*Directions:*
Go through the material and write it all out exactly, minus the pictures.

*Input records:*
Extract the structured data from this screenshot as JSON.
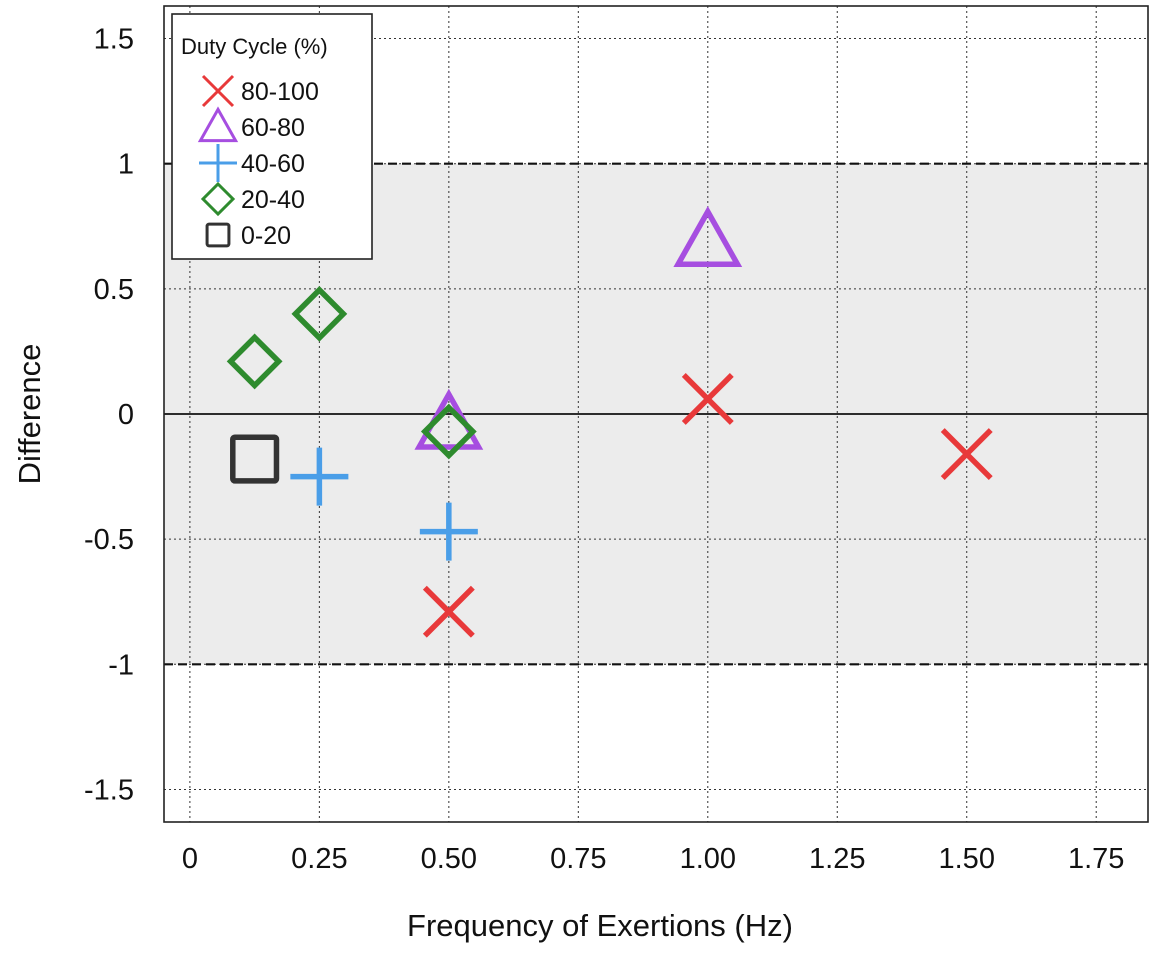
{
  "chart_data": {
    "type": "scatter",
    "title": "",
    "xlabel": "Frequency of Exertions (Hz)",
    "ylabel": "Difference",
    "xlim": [
      -0.05,
      1.85
    ],
    "ylim": [
      -1.63,
      1.63
    ],
    "x_ticks": [
      0,
      0.25,
      0.5,
      0.75,
      1.0,
      1.25,
      1.5,
      1.75
    ],
    "x_tick_labels": [
      "0",
      "0.25",
      "0.50",
      "0.75",
      "1.00",
      "1.25",
      "1.50",
      "1.75"
    ],
    "y_ticks": [
      1.5,
      1,
      0.5,
      0,
      -0.5,
      -1,
      -1.5
    ],
    "y_tick_labels": [
      "1.5",
      "1",
      "0.5",
      "0",
      "-0.5",
      "-1",
      "-1.5"
    ],
    "grid": true,
    "band": {
      "from": -1,
      "to": 1,
      "color": "#ececec"
    },
    "reference_lines": [
      {
        "y": 1,
        "style": "dashed"
      },
      {
        "y": -1,
        "style": "dashed"
      },
      {
        "y": 0,
        "style": "solid"
      }
    ],
    "legend": {
      "title": "Duty Cycle (%)",
      "placement": "top-left"
    },
    "series": [
      {
        "name": "80-100",
        "marker": "x",
        "color": "#e8393a",
        "points": [
          [
            0.5,
            -0.79
          ],
          [
            1.0,
            0.06
          ],
          [
            1.5,
            -0.16
          ]
        ]
      },
      {
        "name": "60-80",
        "marker": "triangle",
        "color": "#a64ee0",
        "points": [
          [
            0.5,
            -0.04
          ],
          [
            1.0,
            0.69
          ]
        ]
      },
      {
        "name": "40-60",
        "marker": "plus",
        "color": "#4a9ee8",
        "points": [
          [
            0.25,
            -0.25
          ],
          [
            0.5,
            -0.47
          ]
        ]
      },
      {
        "name": "20-40",
        "marker": "diamond",
        "color": "#2e8b2e",
        "points": [
          [
            0.125,
            0.21
          ],
          [
            0.25,
            0.4
          ],
          [
            0.5,
            -0.07
          ]
        ]
      },
      {
        "name": "0-20",
        "marker": "square",
        "color": "#333333",
        "points": [
          [
            0.125,
            -0.18
          ]
        ]
      }
    ]
  }
}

*Solution to this task:*
Extract the structured data from this screenshot as JSON.
{
  "chart_data": {
    "type": "scatter",
    "title": "",
    "xlabel": "Frequency of Exertions (Hz)",
    "ylabel": "Difference",
    "xlim": [
      -0.05,
      1.85
    ],
    "ylim": [
      -1.63,
      1.63
    ],
    "x_ticks": [
      0,
      0.25,
      0.5,
      0.75,
      1.0,
      1.25,
      1.5,
      1.75
    ],
    "x_tick_labels": [
      "0",
      "0.25",
      "0.50",
      "0.75",
      "1.00",
      "1.25",
      "1.50",
      "1.75"
    ],
    "y_ticks": [
      1.5,
      1,
      0.5,
      0,
      -0.5,
      -1,
      -1.5
    ],
    "y_tick_labels": [
      "1.5",
      "1",
      "0.5",
      "0",
      "-0.5",
      "-1",
      "-1.5"
    ],
    "grid": true,
    "band": {
      "from": -1,
      "to": 1,
      "color": "#ececec"
    },
    "reference_lines": [
      {
        "y": 1,
        "style": "dashed"
      },
      {
        "y": -1,
        "style": "dashed"
      },
      {
        "y": 0,
        "style": "solid"
      }
    ],
    "legend": {
      "title": "Duty Cycle (%)",
      "placement": "top-left"
    },
    "series": [
      {
        "name": "80-100",
        "marker": "x",
        "color": "#e8393a",
        "points": [
          [
            0.5,
            -0.79
          ],
          [
            1.0,
            0.06
          ],
          [
            1.5,
            -0.16
          ]
        ]
      },
      {
        "name": "60-80",
        "marker": "triangle",
        "color": "#a64ee0",
        "points": [
          [
            0.5,
            -0.04
          ],
          [
            1.0,
            0.69
          ]
        ]
      },
      {
        "name": "40-60",
        "marker": "plus",
        "color": "#4a9ee8",
        "points": [
          [
            0.25,
            -0.25
          ],
          [
            0.5,
            -0.47
          ]
        ]
      },
      {
        "name": "20-40",
        "marker": "diamond",
        "color": "#2e8b2e",
        "points": [
          [
            0.125,
            0.21
          ],
          [
            0.25,
            0.4
          ],
          [
            0.5,
            -0.07
          ]
        ]
      },
      {
        "name": "0-20",
        "marker": "square",
        "color": "#333333",
        "points": [
          [
            0.125,
            -0.18
          ]
        ]
      }
    ]
  }
}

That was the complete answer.